● **Work order**:
Print everything from "He sits on the" down to "throws anything away." in the text below about the father's last months, keeping every word the same.

● **Exercise text**:
□ □ □ □ □

You watch him inhale deeply as you exhale, as you let go of the fantasy, as you shift into reverse, ease out of your crowded in space, and head slowly home, where you will dissolve the leftover morphine into coffee grinds like the hospice nurses told you to do, so it doesn’t seep into the landfill.

~

You cannot hear him coming until he takes the first breath of his cigarette against the morning air. His voice is gruff, not yet ready to meet the demands of the day. He sips instant Maxwell House from a PBS Mystery mug–a pledge drive gift that changes with the temperature of the liquid inside–the warmth of the coffee revealing a dagger above the head of a woman, then disappearing as the coffee cools.

He sits on the front stoop in paint-splattered jeans and work boots, their tattered tongues flopping open over untied laces as he scuffs back and forth to the kitchen for second and third cups of coffee. He’s dressed in layer upon layer of long johns, tee-shirt, plaid flannel, then blue chamois shirt, breast pocket bulging with his notebook full of phone numbers and medical appointments and gas station receipts. My dad never throws anything away.

His beard is mostly white now, his baldness covered by the watchman’s cap he wears all winter long, indoors and out. His nose is red from the morning chill and from too much whiskey and wine, abandoned years ago now, but the proof of it still there.

You can see him start to come alive as his thoughts slug through the morning fog, he begins to clear his throat, to ask you for the five letter word that will fit in 18 across, mesh with 21 down.

By afternoon his eyes will have regained their mischievous blue sparkle—the sparkle that used to woo secretaries and now works its magic on nurses. More and more nurses who will hook him up to chemo and oxygen but still laugh at his jokes and blush at his teasing and sneak him extra sugar packets despite his diabetes.

For months he will sit on the stoop to work on his crosswords and drink his coffee and smoke his Winston Reds until, in confusion, he lights a cigarette while still hooked to his portable oxygen tank. Nothing happens, but it is the start of the hallucinations, the start of our goodbye.
In a few weeks the hospice nurses will give him the choice of going to the hospital or stopping treatment, of dying at home.  He chooses the latter. “I wanna get cleaned up, get into some fresh clothes and get outta here,” he says.  And so we head toward the bathroom, not knowing yet that Chavez will be there waiting for us, signaling the end.

 

 

Comments
  1. Martha McSweeney Brower on

    Andrea, I could hear your voice telling this touching and gentle account of your Dad and his passing away. My favorite part was of you coming up from underwater and realizing it’s not a dream that he’s gone. Such a beautiful description. And lovely piece.

□ □ □ □ □

● **Given entries**:
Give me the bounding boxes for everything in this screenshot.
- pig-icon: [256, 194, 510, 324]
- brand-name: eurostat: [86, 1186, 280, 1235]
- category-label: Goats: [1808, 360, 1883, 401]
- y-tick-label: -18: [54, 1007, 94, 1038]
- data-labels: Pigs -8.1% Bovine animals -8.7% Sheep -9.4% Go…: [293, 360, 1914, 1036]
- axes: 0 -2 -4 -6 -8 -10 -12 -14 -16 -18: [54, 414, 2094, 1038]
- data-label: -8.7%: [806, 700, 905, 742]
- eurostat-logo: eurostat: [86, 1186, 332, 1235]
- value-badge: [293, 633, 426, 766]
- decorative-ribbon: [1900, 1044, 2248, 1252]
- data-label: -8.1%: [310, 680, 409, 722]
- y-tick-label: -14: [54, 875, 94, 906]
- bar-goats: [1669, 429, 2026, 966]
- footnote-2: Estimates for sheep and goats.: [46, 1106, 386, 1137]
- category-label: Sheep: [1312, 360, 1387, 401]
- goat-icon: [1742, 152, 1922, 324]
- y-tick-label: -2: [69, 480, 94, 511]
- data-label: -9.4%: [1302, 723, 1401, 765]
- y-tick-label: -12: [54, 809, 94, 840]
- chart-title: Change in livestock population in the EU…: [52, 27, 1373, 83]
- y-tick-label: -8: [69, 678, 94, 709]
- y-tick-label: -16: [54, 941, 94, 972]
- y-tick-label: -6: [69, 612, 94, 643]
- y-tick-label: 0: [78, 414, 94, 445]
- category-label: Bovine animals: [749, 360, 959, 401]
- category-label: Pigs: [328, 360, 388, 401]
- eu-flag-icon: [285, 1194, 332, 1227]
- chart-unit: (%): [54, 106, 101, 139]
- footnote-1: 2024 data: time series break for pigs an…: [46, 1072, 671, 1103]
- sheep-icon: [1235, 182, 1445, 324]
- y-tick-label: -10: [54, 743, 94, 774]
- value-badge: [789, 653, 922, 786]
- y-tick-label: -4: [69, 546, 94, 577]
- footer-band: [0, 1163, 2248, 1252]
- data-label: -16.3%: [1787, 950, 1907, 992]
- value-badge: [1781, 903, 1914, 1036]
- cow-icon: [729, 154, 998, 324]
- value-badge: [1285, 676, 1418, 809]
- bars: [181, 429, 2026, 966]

□ □ □ □ □

● **Answer space**:
He sits on the front stoop in paint-splattered jeans and work boots, their tattered tongues flopping open over untied laces as he scuffs back and forth to the kitchen for second and third cups of coffee. He’s dressed in layer upon layer of long johns, tee-shirt, plaid flannel, then blue chamois shirt, breast pocket bulging with his notebook full of phone numbers and medical appointments and gas station receipts. My dad never throws anything away.